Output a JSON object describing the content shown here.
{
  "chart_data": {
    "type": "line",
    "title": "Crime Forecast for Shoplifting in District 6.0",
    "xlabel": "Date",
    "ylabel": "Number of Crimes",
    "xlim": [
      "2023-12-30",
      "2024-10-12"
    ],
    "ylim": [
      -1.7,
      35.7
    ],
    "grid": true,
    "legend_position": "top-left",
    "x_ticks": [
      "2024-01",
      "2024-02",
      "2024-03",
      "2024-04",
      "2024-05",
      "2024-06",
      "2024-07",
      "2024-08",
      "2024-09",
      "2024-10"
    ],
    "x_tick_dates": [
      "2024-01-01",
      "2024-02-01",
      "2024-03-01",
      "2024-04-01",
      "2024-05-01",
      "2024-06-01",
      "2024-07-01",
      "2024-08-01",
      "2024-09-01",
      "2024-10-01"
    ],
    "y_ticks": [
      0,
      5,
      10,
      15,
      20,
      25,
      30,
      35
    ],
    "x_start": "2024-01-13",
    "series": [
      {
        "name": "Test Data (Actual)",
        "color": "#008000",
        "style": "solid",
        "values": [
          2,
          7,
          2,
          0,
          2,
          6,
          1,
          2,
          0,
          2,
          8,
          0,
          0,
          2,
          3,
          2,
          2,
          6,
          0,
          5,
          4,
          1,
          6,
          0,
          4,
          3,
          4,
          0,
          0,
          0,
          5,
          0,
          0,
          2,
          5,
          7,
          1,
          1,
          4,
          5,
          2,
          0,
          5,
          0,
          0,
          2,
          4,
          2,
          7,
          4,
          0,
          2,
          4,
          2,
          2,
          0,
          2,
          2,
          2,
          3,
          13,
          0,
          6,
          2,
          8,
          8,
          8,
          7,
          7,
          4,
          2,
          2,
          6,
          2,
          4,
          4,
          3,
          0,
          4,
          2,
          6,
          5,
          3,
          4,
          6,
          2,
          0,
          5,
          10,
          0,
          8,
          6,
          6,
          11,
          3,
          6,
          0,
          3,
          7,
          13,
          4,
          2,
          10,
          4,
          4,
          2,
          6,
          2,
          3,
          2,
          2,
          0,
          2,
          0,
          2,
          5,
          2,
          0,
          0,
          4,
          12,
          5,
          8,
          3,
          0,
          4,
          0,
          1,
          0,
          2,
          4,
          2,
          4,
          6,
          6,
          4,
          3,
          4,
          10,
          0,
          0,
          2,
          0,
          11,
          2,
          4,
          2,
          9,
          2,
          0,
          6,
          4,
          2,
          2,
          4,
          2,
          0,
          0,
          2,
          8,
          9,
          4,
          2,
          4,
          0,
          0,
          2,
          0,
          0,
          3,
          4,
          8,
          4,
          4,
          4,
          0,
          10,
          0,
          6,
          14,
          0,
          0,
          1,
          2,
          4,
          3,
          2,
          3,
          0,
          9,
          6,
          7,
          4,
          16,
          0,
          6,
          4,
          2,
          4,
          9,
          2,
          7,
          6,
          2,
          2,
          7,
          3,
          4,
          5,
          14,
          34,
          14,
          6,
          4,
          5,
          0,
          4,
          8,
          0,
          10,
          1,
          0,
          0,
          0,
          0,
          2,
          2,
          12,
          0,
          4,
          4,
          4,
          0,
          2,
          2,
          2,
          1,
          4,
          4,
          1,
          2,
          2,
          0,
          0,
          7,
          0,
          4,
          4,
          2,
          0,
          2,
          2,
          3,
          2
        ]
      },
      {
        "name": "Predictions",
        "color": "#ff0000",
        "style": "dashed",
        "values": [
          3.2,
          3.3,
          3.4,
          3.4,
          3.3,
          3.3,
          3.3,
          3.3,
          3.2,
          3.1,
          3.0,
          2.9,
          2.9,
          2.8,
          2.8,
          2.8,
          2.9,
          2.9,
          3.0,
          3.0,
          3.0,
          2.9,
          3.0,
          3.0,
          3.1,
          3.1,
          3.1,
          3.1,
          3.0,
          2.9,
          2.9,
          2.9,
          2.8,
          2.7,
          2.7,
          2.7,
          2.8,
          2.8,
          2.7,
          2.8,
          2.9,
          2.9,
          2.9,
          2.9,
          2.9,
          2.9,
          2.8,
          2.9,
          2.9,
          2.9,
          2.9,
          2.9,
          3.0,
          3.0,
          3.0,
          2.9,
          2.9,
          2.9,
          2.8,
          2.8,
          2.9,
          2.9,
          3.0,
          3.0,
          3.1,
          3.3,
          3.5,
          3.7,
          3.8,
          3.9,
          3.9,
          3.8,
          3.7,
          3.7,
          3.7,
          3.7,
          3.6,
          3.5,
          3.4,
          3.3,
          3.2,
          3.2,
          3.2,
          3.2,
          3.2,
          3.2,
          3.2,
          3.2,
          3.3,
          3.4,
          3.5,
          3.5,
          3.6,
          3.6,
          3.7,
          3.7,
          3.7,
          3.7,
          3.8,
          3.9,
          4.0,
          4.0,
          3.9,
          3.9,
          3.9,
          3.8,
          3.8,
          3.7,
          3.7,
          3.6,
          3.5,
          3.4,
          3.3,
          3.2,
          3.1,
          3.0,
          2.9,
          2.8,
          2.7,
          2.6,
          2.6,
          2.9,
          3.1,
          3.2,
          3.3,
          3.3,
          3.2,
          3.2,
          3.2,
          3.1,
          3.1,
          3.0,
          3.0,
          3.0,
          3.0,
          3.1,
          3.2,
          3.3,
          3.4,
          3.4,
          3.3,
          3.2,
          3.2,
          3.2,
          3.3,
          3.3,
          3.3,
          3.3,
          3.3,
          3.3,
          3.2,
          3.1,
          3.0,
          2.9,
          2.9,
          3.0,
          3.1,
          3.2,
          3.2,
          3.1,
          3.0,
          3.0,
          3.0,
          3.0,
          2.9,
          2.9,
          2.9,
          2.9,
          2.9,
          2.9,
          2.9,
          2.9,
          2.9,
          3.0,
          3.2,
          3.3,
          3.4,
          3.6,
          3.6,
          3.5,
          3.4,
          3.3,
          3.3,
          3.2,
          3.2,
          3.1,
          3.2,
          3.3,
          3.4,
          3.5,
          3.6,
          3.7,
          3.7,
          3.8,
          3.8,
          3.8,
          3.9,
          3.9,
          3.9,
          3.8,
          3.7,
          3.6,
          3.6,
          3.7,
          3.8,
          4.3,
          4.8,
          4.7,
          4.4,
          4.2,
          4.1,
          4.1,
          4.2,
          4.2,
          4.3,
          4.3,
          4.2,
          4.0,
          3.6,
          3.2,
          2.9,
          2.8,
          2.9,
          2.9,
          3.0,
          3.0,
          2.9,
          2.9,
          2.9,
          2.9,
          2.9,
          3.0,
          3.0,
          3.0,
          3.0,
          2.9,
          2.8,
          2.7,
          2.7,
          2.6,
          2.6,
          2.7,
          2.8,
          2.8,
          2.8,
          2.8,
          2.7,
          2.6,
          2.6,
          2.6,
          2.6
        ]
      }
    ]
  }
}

--*--

Problem to solve | Using the material above, report each line where "name" occurs.

Written reply |
        "name": "Test Data (Actual)",
        "name": "Predictions",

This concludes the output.